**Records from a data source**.
================================

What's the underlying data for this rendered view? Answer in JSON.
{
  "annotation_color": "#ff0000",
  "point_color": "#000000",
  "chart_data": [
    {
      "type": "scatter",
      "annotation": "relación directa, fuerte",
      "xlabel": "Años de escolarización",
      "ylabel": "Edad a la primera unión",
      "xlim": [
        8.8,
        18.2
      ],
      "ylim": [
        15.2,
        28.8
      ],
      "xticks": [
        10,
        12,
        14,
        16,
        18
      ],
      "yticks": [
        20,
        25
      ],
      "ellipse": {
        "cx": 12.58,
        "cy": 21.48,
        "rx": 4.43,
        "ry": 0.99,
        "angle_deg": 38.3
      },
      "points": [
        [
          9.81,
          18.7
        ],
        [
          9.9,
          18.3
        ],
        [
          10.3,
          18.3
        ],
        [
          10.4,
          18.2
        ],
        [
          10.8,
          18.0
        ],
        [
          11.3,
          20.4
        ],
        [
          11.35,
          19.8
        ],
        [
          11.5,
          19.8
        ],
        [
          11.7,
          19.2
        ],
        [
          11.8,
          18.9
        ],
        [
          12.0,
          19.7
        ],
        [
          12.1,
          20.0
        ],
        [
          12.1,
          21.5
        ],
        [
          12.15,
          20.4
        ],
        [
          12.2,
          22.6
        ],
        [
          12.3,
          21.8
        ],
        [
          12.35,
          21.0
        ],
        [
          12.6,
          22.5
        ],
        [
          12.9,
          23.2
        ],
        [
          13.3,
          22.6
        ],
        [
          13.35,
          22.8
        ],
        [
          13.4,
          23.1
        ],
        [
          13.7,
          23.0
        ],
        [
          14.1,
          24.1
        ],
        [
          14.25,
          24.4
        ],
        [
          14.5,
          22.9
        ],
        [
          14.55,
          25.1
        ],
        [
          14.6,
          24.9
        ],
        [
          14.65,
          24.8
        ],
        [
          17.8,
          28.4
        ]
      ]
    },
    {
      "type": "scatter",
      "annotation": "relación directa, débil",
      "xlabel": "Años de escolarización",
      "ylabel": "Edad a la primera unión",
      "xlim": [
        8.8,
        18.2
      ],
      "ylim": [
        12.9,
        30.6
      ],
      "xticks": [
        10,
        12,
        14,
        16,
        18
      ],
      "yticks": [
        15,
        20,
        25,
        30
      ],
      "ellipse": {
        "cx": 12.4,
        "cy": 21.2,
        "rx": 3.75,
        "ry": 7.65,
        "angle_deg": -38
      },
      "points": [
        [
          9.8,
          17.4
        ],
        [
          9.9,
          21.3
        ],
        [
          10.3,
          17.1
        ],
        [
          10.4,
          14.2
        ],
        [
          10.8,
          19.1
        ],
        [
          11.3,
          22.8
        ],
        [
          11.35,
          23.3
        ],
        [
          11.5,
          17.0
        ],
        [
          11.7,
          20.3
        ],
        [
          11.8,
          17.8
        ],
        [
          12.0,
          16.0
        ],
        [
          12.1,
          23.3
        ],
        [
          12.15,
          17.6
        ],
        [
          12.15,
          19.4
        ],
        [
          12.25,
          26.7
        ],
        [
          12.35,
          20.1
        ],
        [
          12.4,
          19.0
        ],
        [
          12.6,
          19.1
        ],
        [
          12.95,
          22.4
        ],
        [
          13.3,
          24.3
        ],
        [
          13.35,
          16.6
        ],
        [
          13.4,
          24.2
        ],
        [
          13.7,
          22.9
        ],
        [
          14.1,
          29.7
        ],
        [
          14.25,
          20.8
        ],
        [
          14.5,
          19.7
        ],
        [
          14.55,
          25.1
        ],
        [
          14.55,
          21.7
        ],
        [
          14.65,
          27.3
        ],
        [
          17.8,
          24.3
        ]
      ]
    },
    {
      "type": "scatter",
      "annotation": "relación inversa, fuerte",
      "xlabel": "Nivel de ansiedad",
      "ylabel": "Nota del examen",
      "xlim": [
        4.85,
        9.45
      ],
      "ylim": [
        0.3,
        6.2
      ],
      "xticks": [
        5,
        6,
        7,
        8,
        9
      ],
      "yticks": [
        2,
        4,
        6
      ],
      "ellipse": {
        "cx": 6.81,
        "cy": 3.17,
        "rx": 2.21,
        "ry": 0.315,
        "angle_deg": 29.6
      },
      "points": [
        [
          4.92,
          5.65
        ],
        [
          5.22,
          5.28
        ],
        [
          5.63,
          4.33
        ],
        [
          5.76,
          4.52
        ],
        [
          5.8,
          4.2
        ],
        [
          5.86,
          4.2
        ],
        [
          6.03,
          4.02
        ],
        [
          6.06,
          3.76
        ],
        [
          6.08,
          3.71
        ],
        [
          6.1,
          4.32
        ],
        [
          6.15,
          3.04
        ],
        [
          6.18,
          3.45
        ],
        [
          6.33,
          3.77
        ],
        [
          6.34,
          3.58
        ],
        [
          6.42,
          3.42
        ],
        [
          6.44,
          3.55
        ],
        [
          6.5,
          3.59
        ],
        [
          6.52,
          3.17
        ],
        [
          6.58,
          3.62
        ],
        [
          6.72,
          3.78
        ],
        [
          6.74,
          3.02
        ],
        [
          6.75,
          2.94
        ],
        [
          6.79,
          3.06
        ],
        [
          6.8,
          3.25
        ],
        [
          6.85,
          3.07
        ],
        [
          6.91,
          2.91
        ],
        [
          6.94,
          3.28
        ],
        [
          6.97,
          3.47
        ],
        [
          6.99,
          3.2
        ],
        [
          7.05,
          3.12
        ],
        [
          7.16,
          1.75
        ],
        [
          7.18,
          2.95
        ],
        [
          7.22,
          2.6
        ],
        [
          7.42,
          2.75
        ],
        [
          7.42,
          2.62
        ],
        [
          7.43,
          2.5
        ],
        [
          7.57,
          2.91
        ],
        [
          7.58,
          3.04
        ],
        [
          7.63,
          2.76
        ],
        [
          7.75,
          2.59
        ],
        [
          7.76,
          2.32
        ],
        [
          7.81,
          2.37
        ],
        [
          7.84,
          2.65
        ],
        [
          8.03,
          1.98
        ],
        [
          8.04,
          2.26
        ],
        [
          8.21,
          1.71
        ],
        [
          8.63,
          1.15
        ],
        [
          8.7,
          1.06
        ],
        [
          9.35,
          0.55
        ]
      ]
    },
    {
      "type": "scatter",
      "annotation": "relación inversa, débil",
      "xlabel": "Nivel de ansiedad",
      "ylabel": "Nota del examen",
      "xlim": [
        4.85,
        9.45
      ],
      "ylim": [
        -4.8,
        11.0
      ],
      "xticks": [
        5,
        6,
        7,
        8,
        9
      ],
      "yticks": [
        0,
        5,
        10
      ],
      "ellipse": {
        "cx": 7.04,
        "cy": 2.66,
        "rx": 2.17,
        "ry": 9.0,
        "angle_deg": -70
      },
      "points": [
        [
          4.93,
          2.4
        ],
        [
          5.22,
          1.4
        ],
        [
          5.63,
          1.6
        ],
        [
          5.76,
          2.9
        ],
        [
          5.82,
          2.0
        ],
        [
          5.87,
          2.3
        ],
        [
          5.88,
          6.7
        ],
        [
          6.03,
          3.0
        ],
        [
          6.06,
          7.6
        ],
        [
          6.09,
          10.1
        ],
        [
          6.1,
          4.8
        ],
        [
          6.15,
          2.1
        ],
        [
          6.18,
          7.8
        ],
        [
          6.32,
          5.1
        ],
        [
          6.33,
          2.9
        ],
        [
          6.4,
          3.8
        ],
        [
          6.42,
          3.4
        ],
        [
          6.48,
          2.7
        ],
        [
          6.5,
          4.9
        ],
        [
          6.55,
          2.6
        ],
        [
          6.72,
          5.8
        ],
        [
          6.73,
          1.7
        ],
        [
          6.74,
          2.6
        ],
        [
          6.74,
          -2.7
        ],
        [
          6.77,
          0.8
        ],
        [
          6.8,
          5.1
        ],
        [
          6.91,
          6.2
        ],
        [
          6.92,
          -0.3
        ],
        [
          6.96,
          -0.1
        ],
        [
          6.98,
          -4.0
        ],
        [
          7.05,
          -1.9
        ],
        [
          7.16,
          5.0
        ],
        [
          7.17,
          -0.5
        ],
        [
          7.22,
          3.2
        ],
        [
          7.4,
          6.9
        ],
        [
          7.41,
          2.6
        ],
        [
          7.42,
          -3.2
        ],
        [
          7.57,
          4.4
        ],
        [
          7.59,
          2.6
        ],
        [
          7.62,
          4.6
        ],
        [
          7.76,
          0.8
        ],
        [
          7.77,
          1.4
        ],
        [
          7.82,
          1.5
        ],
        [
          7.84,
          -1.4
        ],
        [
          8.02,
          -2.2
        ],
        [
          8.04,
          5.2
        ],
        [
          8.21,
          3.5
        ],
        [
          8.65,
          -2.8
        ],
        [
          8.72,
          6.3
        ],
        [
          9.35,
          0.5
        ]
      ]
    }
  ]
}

================================

**AIM**.
Out of the preceding entries, pull every line containing the string "fuerte".

**EXERCISE SOLUTION**.
      "annotation": "relación directa, fuerte",
      "annotation": "relación inversa, fuerte",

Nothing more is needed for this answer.